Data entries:
%%

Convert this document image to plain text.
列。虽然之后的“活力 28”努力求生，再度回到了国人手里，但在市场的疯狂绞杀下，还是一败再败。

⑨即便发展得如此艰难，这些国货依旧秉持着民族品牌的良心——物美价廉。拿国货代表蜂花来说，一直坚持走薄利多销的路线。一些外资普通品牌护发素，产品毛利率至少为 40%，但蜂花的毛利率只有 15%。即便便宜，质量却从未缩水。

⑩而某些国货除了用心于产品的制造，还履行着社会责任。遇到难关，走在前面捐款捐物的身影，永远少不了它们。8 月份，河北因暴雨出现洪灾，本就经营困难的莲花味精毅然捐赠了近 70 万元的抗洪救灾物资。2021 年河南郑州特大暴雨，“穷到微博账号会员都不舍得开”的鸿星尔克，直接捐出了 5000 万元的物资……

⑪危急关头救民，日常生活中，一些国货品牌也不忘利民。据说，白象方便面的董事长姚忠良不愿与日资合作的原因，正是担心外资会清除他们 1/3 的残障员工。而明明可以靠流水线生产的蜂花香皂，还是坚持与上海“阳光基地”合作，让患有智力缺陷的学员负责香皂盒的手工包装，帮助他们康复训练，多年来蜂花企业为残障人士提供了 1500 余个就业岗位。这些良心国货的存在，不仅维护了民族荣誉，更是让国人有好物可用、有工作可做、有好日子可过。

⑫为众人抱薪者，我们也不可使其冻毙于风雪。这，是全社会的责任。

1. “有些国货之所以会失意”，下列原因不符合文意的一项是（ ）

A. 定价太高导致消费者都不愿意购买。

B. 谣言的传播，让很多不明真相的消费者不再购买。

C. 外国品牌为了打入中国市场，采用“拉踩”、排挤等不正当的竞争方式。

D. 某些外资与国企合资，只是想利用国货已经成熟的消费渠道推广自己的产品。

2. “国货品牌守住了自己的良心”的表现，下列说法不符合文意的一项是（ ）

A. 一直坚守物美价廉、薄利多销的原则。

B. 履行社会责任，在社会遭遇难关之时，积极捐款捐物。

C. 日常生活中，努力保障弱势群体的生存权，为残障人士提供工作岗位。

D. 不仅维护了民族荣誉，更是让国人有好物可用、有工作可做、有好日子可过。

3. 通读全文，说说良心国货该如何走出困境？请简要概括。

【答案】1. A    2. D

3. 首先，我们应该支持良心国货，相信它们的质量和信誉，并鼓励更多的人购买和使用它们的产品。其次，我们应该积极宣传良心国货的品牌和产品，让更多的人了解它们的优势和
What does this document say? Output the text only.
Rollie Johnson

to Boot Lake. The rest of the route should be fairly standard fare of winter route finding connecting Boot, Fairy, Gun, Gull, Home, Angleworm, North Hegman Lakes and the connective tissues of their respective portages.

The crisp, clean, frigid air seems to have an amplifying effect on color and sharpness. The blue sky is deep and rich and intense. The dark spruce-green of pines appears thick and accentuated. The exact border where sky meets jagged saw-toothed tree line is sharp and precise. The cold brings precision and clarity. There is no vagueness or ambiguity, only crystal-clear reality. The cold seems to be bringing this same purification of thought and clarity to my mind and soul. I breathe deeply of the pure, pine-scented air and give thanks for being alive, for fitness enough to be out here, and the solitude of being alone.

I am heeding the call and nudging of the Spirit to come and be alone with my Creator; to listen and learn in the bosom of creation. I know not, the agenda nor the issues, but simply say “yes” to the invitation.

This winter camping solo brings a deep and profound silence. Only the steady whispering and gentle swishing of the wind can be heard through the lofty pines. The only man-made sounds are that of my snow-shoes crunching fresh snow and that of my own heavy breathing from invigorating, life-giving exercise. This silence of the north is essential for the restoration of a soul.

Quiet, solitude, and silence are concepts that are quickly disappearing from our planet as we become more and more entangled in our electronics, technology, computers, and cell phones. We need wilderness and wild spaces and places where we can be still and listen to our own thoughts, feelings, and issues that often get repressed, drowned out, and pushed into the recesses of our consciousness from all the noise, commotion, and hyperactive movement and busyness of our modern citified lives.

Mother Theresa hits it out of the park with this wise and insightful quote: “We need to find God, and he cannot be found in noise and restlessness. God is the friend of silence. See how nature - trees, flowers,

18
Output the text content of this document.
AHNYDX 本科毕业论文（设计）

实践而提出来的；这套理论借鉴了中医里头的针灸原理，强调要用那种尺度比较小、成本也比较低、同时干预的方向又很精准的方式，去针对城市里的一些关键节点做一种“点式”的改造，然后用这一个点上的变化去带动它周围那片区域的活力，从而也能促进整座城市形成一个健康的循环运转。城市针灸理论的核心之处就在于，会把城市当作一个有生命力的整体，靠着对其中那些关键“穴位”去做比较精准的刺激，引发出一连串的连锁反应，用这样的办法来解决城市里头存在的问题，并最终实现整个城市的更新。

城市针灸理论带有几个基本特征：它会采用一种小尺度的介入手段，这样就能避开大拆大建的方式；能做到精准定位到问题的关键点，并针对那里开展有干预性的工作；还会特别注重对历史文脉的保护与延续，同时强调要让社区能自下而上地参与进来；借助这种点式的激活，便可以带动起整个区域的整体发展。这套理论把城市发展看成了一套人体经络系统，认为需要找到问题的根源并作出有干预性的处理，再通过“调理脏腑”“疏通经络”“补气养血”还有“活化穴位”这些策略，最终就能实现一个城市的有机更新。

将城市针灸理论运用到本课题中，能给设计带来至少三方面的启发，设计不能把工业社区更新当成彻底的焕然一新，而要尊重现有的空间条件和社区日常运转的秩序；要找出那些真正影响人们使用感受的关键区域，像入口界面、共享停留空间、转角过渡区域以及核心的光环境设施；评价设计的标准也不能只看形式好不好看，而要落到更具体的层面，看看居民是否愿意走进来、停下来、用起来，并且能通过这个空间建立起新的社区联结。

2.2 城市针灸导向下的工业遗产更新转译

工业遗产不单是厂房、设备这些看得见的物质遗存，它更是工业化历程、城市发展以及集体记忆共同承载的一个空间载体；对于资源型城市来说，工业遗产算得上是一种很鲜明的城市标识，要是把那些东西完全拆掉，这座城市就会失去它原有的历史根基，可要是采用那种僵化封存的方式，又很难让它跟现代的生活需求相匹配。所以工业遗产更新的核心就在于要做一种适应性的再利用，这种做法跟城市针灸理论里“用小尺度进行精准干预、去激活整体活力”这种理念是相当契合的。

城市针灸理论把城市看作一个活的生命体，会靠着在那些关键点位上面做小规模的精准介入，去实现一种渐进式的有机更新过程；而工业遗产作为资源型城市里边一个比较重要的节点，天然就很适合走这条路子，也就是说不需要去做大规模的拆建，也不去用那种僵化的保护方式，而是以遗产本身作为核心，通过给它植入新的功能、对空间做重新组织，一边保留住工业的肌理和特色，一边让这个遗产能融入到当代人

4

%%

### SET EXERCISE
Your task is to return the full listing exactly as it was given.

### ANSWER BELOW
Convert this document image to plain text.
列。虽然之后的“活力 28”努力求生，再度回到了国人手里，但在市场的疯狂绞杀下，还是一败再败。

⑨即便发展得如此艰难，这些国货依旧秉持着民族品牌的良心——物美价廉。拿国货代表蜂花来说，一直坚持走薄利多销的路线。一些外资普通品牌护发素，产品毛利率至少为 40%，但蜂花的毛利率只有 15%。即便便宜，质量却从未缩水。

⑩而某些国货除了用心于产品的制造，还履行着社会责任。遇到难关，走在前面捐款捐物的身影，永远少不了它们。8 月份，河北因暴雨出现洪灾，本就经营困难的莲花味精毅然捐赠了近 70 万元的抗洪救灾物资。2021 年河南郑州特大暴雨，“穷到微博账号会员都不舍得开”的鸿星尔克，直接捐出了 5000 万元的物资……

⑪危急关头救民，日常生活中，一些国货品牌也不忘利民。据说，白象方便面的董事长姚忠良不愿与日资合作的原因，正是担心外资会清除他们 1/3 的残障员工。而明明可以靠流水线生产的蜂花香皂，还是坚持与上海“阳光基地”合作，让患有智力缺陷的学员负责香皂盒的手工包装，帮助他们康复训练，多年来蜂花企业为残障人士提供了 1500 余个就业岗位。这些良心国货的存在，不仅维护了民族荣誉，更是让国人有好物可用、有工作可做、有好日子可过。

⑫为众人抱薪者，我们也不可使其冻毙于风雪。这，是全社会的责任。

1. “有些国货之所以会失意”，下列原因不符合文意的一项是（ ）

A. 定价太高导致消费者都不愿意购买。

B. 谣言的传播，让很多不明真相的消费者不再购买。

C. 外国品牌为了打入中国市场，采用“拉踩”、排挤等不正当的竞争方式。

D. 某些外资与国企合资，只是想利用国货已经成熟的消费渠道推广自己的产品。

2. “国货品牌守住了自己的良心”的表现，下列说法不符合文意的一项是（ ）

A. 一直坚守物美价廉、薄利多销的原则。

B. 履行社会责任，在社会遭遇难关之时，积极捐款捐物。

C. 日常生活中，努力保障弱势群体的生存权，为残障人士提供工作岗位。

D. 不仅维护了民族荣誉，更是让国人有好物可用、有工作可做、有好日子可过。

3. 通读全文，说说良心国货该如何走出困境？请简要概括。

【答案】1. A    2. D

3. 首先，我们应该支持良心国货，相信它们的质量和信誉，并鼓励更多的人购买和使用它们的产品。其次，我们应该积极宣传良心国货的品牌和产品，让更多的人了解它们的优势和
What does this document say? Output the text only.
Rollie Johnson

to Boot Lake. The rest of the route should be fairly standard fare of winter route finding connecting Boot, Fairy, Gun, Gull, Home, Angleworm, North Hegman Lakes and the connective tissues of their respective portages.

The crisp, clean, frigid air seems to have an amplifying effect on color and sharpness. The blue sky is deep and rich and intense. The dark spruce-green of pines appears thick and accentuated. The exact border where sky meets jagged saw-toothed tree line is sharp and precise. The cold brings precision and clarity. There is no vagueness or ambiguity, only crystal-clear reality. The cold seems to be bringing this same purification of thought and clarity to my mind and soul. I breathe deeply of the pure, pine-scented air and give thanks for being alive, for fitness enough to be out here, and the solitude of being alone.

I am heeding the call and nudging of the Spirit to come and be alone with my Creator; to listen and learn in the bosom of creation. I know not, the agenda nor the issues, but simply say “yes” to the invitation.

This winter camping solo brings a deep and profound silence. Only the steady whispering and gentle swishing of the wind can be heard through the lofty pines. The only man-made sounds are that of my snow-shoes crunching fresh snow and that of my own heavy breathing from invigorating, life-giving exercise. This silence of the north is essential for the restoration of a soul.

Quiet, solitude, and silence are concepts that are quickly disappearing from our planet as we become more and more entangled in our electronics, technology, computers, and cell phones. We need wilderness and wild spaces and places where we can be still and listen to our own thoughts, feelings, and issues that often get repressed, drowned out, and pushed into the recesses of our consciousness from all the noise, commotion, and hyperactive movement and busyness of our modern citified lives.

Mother Theresa hits it out of the park with this wise and insightful quote: “We need to find God, and he cannot be found in noise and restlessness. God is the friend of silence. See how nature - trees, flowers,

18
Output the text content of this document.
AHNYDX 本科毕业论文（设计）

实践而提出来的；这套理论借鉴了中医里头的针灸原理，强调要用那种尺度比较小、成本也比较低、同时干预的方向又很精准的方式，去针对城市里的一些关键节点做一种“点式”的改造，然后用这一个点上的变化去带动它周围那片区域的活力，从而也能促进整座城市形成一个健康的循环运转。城市针灸理论的核心之处就在于，会把城市当作一个有生命力的整体，靠着对其中那些关键“穴位”去做比较精准的刺激，引发出一连串的连锁反应，用这样的办法来解决城市里头存在的问题，并最终实现整个城市的更新。

城市针灸理论带有几个基本特征：它会采用一种小尺度的介入手段，这样就能避开大拆大建的方式；能做到精准定位到问题的关键点，并针对那里开展有干预性的工作；还会特别注重对历史文脉的保护与延续，同时强调要让社区能自下而上地参与进来；借助这种点式的激活，便可以带动起整个区域的整体发展。这套理论把城市发展看成了一套人体经络系统，认为需要找到问题的根源并作出有干预性的处理，再通过“调理脏腑”“疏通经络”“补气养血”还有“活化穴位”这些策略，最终就能实现一个城市的有机更新。

将城市针灸理论运用到本课题中，能给设计带来至少三方面的启发，设计不能把工业社区更新当成彻底的焕然一新，而要尊重现有的空间条件和社区日常运转的秩序；要找出那些真正影响人们使用感受的关键区域，像入口界面、共享停留空间、转角过渡区域以及核心的光环境设施；评价设计的标准也不能只看形式好不好看，而要落到更具体的层面，看看居民是否愿意走进来、停下来、用起来，并且能通过这个空间建立起新的社区联结。

2.2 城市针灸导向下的工业遗产更新转译

工业遗产不单是厂房、设备这些看得见的物质遗存，它更是工业化历程、城市发展以及集体记忆共同承载的一个空间载体；对于资源型城市来说，工业遗产算得上是一种很鲜明的城市标识，要是把那些东西完全拆掉，这座城市就会失去它原有的历史根基，可要是采用那种僵化封存的方式，又很难让它跟现代的生活需求相匹配。所以工业遗产更新的核心就在于要做一种适应性的再利用，这种做法跟城市针灸理论里“用小尺度进行精准干预、去激活整体活力”这种理念是相当契合的。

城市针灸理论把城市看作一个活的生命体，会靠着在那些关键点位上面做小规模的精准介入，去实现一种渐进式的有机更新过程；而工业遗产作为资源型城市里边一个比较重要的节点，天然就很适合走这条路子，也就是说不需要去做大规模的拆建，也不去用那种僵化的保护方式，而是以遗产本身作为核心，通过给它植入新的功能、对空间做重新组织，一边保留住工业的肌理和特色，一边让这个遗产能融入到当代人

4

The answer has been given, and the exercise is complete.